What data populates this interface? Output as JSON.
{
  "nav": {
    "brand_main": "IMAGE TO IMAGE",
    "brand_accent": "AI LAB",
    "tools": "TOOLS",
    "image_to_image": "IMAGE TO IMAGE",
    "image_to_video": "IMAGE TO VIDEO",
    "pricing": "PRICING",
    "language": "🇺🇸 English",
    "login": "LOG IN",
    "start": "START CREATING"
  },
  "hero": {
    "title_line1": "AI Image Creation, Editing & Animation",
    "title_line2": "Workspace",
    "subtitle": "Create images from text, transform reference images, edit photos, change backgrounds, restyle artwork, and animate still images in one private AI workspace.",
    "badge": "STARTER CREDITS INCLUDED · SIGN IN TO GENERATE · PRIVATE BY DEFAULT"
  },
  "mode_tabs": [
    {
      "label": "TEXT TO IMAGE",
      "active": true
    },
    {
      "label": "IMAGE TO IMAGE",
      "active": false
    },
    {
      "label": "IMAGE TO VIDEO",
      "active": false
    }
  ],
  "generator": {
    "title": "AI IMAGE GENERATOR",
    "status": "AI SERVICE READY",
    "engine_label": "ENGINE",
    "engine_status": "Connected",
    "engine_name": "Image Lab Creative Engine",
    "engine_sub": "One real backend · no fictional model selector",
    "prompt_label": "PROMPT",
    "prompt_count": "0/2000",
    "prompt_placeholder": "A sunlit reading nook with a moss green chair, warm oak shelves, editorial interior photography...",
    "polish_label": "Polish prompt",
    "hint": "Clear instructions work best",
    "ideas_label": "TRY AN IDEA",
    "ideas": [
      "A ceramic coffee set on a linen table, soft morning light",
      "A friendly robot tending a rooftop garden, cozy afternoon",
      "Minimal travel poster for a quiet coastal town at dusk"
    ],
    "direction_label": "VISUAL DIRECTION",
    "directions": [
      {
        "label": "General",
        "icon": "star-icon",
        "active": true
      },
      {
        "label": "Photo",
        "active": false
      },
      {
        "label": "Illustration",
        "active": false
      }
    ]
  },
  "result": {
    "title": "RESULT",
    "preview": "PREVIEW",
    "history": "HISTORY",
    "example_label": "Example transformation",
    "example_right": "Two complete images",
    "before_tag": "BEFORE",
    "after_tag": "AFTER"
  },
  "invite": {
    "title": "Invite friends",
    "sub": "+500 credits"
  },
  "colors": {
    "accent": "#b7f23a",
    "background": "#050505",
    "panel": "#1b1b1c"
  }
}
************
Reproduce the listing above word for word.

What data populates this interface? Output as JSON.
{
  "nav": {
    "brand_main": "IMAGE TO IMAGE",
    "brand_accent": "AI LAB",
    "tools": "TOOLS",
    "image_to_image": "IMAGE TO IMAGE",
    "image_to_video": "IMAGE TO VIDEO",
    "pricing": "PRICING",
    "language": "🇺🇸 English",
    "login": "LOG IN",
    "start": "START CREATING"
  },
  "hero": {
    "title_line1": "AI Image Creation, Editing & Animation",
    "title_line2": "Workspace",
    "subtitle": "Create images from text, transform reference images, edit photos, change backgrounds, restyle artwork, and animate still images in one private AI workspace.",
    "badge": "STARTER CREDITS INCLUDED · SIGN IN TO GENERATE · PRIVATE BY DEFAULT"
  },
  "mode_tabs": [
    {
      "label": "TEXT TO IMAGE",
      "active": true
    },
    {
      "label": "IMAGE TO IMAGE",
      "active": false
    },
    {
      "label": "IMAGE TO VIDEO",
      "active": false
    }
  ],
  "generator": {
    "title": "AI IMAGE GENERATOR",
    "status": "AI SERVICE READY",
    "engine_label": "ENGINE",
    "engine_status": "Connected",
    "engine_name": "Image Lab Creative Engine",
    "engine_sub": "One real backend · no fictional model selector",
    "prompt_label": "PROMPT",
    "prompt_count": "0/2000",
    "prompt_placeholder": "A sunlit reading nook with a moss green chair, warm oak shelves, editorial interior photography...",
    "polish_label": "Polish prompt",
    "hint": "Clear instructions work best",
    "ideas_label": "TRY AN IDEA",
    "ideas": [
      "A ceramic coffee set on a linen table, soft morning light",
      "A friendly robot tending a rooftop garden, cozy afternoon",
      "Minimal travel poster for a quiet coastal town at dusk"
    ],
    "direction_label": "VISUAL DIRECTION",
    "directions": [
      {
        "label": "General",
        "icon": "star-icon",
        "active": true
      },
      {
        "label": "Photo",
        "active": false
      },
      {
        "label": "Illustration",
        "active": false
      }
    ]
  },
  "result": {
    "title": "RESULT",
    "preview": "PREVIEW",
    "history": "HISTORY",
    "example_label": "Example transformation",
    "example_right": "Two complete images",
    "before_tag": "BEFORE",
    "after_tag": "AFTER"
  },
  "invite": {
    "title": "Invite friends",
    "sub": "+500 credits"
  },
  "colors": {
    "accent": "#b7f23a",
    "background": "#050505",
    "panel": "#1b1b1c"
  }
}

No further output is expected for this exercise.